In the material below, find every line with "name" and pull it out.

>> begin

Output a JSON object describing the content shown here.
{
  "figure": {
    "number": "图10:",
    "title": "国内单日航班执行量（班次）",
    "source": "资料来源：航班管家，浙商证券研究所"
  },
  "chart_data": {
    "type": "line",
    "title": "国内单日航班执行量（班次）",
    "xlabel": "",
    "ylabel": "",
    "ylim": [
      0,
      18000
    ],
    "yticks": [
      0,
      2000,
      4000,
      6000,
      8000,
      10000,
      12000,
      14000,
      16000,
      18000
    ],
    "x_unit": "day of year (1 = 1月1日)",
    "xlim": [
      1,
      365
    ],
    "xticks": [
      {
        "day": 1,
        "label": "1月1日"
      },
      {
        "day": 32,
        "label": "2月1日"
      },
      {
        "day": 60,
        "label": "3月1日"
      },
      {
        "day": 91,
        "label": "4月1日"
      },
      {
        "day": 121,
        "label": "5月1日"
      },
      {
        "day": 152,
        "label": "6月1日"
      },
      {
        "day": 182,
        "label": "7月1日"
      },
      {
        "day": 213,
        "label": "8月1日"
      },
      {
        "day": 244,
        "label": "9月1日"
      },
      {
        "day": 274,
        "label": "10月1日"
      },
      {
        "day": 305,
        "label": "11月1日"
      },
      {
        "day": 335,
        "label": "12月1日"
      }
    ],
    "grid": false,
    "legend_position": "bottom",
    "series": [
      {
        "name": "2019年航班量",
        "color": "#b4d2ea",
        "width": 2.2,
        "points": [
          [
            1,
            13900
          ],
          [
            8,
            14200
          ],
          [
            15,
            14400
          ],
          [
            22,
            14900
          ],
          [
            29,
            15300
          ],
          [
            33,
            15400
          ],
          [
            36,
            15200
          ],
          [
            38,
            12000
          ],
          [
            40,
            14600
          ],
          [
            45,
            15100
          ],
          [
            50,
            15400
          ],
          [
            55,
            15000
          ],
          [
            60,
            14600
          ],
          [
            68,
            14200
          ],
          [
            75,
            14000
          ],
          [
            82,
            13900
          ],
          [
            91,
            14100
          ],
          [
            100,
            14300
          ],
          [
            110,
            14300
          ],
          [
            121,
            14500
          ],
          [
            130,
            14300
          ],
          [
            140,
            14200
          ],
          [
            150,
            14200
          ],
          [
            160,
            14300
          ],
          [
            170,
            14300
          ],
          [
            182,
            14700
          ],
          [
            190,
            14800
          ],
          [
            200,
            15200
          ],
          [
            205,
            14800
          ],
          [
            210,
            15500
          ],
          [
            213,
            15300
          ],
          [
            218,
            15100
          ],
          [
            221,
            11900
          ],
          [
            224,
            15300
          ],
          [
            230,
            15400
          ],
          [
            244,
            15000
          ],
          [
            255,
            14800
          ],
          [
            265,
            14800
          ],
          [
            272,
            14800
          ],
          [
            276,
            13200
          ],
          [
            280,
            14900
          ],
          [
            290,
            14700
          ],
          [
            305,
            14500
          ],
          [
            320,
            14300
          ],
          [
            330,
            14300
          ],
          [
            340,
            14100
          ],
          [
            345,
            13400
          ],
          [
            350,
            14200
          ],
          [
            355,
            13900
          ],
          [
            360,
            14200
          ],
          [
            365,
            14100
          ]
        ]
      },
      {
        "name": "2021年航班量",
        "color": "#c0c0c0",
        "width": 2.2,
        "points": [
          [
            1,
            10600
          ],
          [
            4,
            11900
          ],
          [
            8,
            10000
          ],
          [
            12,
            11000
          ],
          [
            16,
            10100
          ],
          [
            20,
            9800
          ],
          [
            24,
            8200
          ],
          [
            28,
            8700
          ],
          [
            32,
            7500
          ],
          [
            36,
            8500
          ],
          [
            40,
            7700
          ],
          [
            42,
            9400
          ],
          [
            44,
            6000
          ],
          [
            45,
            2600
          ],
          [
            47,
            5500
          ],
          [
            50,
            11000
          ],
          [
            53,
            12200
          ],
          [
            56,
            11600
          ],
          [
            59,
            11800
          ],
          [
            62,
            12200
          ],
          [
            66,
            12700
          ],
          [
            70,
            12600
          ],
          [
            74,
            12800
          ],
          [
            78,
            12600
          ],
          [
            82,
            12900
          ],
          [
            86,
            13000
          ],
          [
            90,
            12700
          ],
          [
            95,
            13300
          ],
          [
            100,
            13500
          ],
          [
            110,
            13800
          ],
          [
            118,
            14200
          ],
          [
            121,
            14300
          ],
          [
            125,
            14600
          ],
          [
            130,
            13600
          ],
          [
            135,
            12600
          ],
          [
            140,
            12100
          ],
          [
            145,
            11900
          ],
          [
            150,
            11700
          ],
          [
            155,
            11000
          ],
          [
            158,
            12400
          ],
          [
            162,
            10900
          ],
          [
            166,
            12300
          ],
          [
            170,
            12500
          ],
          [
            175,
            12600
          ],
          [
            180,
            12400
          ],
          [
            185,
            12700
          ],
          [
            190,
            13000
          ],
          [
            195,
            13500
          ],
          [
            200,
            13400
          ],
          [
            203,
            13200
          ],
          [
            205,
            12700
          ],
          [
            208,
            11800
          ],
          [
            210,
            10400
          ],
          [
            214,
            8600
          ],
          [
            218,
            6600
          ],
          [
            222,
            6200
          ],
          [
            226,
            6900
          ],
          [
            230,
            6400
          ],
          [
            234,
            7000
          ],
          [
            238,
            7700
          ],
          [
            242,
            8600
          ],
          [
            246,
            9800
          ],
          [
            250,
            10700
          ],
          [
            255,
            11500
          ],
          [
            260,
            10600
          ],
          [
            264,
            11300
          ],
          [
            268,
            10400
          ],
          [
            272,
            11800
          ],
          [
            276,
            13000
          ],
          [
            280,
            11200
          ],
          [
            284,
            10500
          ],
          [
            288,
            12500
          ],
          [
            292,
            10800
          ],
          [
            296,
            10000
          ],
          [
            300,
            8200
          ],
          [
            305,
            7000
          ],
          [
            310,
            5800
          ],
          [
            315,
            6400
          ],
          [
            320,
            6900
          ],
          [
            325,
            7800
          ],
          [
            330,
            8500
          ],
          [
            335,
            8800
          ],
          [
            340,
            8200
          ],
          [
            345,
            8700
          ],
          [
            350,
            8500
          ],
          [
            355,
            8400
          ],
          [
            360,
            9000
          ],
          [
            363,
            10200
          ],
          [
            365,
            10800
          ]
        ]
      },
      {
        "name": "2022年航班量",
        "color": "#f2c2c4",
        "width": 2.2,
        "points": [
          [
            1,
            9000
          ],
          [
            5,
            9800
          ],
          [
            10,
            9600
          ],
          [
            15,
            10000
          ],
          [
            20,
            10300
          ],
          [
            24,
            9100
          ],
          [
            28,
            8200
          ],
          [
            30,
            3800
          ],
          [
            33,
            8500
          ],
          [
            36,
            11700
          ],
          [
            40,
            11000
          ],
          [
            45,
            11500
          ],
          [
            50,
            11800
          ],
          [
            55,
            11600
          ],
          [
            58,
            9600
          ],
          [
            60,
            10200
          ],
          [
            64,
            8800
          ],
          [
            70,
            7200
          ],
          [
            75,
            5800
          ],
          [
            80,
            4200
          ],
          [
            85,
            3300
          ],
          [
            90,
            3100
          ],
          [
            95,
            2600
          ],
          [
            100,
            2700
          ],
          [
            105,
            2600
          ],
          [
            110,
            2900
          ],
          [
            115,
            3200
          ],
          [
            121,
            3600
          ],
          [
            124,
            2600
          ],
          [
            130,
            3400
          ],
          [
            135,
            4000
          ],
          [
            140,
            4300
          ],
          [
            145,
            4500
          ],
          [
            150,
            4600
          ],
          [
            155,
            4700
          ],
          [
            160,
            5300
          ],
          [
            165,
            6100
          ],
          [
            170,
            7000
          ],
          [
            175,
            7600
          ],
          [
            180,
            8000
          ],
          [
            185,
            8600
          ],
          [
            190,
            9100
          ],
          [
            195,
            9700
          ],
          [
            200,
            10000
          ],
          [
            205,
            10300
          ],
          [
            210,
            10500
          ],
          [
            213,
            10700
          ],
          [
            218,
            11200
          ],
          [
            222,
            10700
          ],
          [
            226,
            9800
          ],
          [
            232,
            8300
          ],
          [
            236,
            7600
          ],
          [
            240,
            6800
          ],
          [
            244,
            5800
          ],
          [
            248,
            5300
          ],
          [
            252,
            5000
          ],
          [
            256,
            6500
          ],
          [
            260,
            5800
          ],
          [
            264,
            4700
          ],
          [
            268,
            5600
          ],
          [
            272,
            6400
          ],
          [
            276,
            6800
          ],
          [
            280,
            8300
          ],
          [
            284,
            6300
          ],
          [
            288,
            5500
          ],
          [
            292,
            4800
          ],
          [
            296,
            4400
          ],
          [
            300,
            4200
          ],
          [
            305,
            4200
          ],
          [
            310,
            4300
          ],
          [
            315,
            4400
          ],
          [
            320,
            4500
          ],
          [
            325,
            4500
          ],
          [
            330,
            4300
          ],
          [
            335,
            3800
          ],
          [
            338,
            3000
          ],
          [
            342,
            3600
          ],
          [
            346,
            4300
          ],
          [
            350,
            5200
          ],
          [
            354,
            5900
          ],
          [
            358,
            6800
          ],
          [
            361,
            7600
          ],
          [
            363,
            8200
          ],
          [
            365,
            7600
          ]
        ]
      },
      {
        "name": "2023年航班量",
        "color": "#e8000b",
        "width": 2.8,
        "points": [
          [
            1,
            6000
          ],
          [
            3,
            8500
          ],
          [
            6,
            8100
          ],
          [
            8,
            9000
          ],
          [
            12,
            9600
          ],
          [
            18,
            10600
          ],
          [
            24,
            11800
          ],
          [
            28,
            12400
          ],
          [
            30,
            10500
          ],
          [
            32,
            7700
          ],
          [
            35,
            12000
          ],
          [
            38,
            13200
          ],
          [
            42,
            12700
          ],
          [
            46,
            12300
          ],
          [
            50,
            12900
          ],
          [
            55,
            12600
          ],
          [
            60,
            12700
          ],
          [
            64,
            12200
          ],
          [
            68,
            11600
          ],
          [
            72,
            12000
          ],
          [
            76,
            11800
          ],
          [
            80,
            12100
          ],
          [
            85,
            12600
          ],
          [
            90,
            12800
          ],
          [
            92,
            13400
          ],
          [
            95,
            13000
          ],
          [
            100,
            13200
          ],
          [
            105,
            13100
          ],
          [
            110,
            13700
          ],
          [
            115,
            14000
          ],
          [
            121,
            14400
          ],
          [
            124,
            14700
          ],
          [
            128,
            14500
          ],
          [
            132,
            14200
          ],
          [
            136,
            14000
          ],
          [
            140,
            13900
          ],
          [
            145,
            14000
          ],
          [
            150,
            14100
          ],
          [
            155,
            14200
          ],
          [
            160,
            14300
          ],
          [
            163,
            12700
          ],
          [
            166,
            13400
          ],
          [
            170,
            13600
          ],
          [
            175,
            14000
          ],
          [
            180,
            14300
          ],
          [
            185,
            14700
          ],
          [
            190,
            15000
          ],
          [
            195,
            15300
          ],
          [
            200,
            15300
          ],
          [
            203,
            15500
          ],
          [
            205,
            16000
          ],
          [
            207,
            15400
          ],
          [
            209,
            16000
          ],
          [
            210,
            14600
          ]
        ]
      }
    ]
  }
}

>> end

Solution to the problem |
        "name": "2019年航班量",
        "name": "2021年航班量",
        "name": "2022年航班量",
        "name": "2023年航班量",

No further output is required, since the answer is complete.